Stored items
-------
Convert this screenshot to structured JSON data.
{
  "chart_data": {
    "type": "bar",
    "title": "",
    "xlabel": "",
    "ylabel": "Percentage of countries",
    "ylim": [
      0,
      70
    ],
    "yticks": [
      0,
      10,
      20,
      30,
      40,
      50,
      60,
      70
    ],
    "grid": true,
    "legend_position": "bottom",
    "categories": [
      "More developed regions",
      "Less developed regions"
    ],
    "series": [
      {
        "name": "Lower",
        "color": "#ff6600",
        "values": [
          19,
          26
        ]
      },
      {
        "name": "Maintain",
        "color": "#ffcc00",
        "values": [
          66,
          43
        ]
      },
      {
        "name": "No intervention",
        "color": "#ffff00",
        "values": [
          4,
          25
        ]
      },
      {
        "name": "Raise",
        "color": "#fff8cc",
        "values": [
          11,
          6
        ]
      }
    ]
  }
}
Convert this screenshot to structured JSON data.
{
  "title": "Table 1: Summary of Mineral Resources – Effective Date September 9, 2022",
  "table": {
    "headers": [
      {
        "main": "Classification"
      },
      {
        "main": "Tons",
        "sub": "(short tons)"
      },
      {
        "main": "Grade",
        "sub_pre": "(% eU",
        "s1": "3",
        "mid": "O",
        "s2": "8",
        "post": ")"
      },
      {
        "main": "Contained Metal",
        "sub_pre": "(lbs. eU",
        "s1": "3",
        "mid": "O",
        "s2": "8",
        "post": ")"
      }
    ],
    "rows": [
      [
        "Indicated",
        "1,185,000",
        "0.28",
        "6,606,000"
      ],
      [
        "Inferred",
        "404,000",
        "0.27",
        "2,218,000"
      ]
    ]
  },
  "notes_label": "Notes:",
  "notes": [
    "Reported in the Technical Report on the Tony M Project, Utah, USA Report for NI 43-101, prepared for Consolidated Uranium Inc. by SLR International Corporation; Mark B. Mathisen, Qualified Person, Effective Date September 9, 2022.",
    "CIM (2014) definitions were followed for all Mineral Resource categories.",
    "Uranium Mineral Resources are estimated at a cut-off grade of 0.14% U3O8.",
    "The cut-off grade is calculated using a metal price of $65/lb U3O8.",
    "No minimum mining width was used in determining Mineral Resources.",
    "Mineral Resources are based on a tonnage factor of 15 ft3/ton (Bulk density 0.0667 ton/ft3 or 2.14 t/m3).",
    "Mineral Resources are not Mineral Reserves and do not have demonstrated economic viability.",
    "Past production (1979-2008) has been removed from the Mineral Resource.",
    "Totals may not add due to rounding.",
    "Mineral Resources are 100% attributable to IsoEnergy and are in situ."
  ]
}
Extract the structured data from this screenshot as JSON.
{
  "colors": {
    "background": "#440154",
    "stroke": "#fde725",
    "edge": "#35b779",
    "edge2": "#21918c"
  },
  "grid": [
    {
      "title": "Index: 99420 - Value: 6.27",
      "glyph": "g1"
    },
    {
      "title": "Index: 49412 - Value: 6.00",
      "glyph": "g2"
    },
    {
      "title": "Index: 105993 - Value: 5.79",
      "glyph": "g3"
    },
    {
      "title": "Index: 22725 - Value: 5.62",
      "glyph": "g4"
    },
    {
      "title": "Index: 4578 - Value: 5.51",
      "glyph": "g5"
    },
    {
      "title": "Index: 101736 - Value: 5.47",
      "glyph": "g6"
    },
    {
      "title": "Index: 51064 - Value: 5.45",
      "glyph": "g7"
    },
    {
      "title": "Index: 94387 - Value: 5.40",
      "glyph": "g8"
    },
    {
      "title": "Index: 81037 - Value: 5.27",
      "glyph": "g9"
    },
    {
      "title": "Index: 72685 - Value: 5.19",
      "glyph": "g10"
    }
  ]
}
-------
- [PROBLEM TO SOLVE]:
Please repeat the listing exactly, with nothing left out.

- [RESPONSE TO THIS TASK]:
Convert this screenshot to structured JSON data.
{
  "chart_data": {
    "type": "bar",
    "title": "",
    "xlabel": "",
    "ylabel": "Percentage of countries",
    "ylim": [
      0,
      70
    ],
    "yticks": [
      0,
      10,
      20,
      30,
      40,
      50,
      60,
      70
    ],
    "grid": true,
    "legend_position": "bottom",
    "categories": [
      "More developed regions",
      "Less developed regions"
    ],
    "series": [
      {
        "name": "Lower",
        "color": "#ff6600",
        "values": [
          19,
          26
        ]
      },
      {
        "name": "Maintain",
        "color": "#ffcc00",
        "values": [
          66,
          43
        ]
      },
      {
        "name": "No intervention",
        "color": "#ffff00",
        "values": [
          4,
          25
        ]
      },
      {
        "name": "Raise",
        "color": "#fff8cc",
        "values": [
          11,
          6
        ]
      }
    ]
  }
}
Convert this screenshot to structured JSON data.
{
  "title": "Table 1: Summary of Mineral Resources – Effective Date September 9, 2022",
  "table": {
    "headers": [
      {
        "main": "Classification"
      },
      {
        "main": "Tons",
        "sub": "(short tons)"
      },
      {
        "main": "Grade",
        "sub_pre": "(% eU",
        "s1": "3",
        "mid": "O",
        "s2": "8",
        "post": ")"
      },
      {
        "main": "Contained Metal",
        "sub_pre": "(lbs. eU",
        "s1": "3",
        "mid": "O",
        "s2": "8",
        "post": ")"
      }
    ],
    "rows": [
      [
        "Indicated",
        "1,185,000",
        "0.28",
        "6,606,000"
      ],
      [
        "Inferred",
        "404,000",
        "0.27",
        "2,218,000"
      ]
    ]
  },
  "notes_label": "Notes:",
  "notes": [
    "Reported in the Technical Report on the Tony M Project, Utah, USA Report for NI 43-101, prepared for Consolidated Uranium Inc. by SLR International Corporation; Mark B. Mathisen, Qualified Person, Effective Date September 9, 2022.",
    "CIM (2014) definitions were followed for all Mineral Resource categories.",
    "Uranium Mineral Resources are estimated at a cut-off grade of 0.14% U3O8.",
    "The cut-off grade is calculated using a metal price of $65/lb U3O8.",
    "No minimum mining width was used in determining Mineral Resources.",
    "Mineral Resources are based on a tonnage factor of 15 ft3/ton (Bulk density 0.0667 ton/ft3 or 2.14 t/m3).",
    "Mineral Resources are not Mineral Reserves and do not have demonstrated economic viability.",
    "Past production (1979-2008) has been removed from the Mineral Resource.",
    "Totals may not add due to rounding.",
    "Mineral Resources are 100% attributable to IsoEnergy and are in situ."
  ]
}
Extract the structured data from this screenshot as JSON.
{
  "colors": {
    "background": "#440154",
    "stroke": "#fde725",
    "edge": "#35b779",
    "edge2": "#21918c"
  },
  "grid": [
    {
      "title": "Index: 99420 - Value: 6.27",
      "glyph": "g1"
    },
    {
      "title": "Index: 49412 - Value: 6.00",
      "glyph": "g2"
    },
    {
      "title": "Index: 105993 - Value: 5.79",
      "glyph": "g3"
    },
    {
      "title": "Index: 22725 - Value: 5.62",
      "glyph": "g4"
    },
    {
      "title": "Index: 4578 - Value: 5.51",
      "glyph": "g5"
    },
    {
      "title": "Index: 101736 - Value: 5.47",
      "glyph": "g6"
    },
    {
      "title": "Index: 51064 - Value: 5.45",
      "glyph": "g7"
    },
    {
      "title": "Index: 94387 - Value: 5.40",
      "glyph": "g8"
    },
    {
      "title": "Index: 81037 - Value: 5.27",
      "glyph": "g9"
    },
    {
      "title": "Index: 72685 - Value: 5.19",
      "glyph": "g10"
    }
  ]
}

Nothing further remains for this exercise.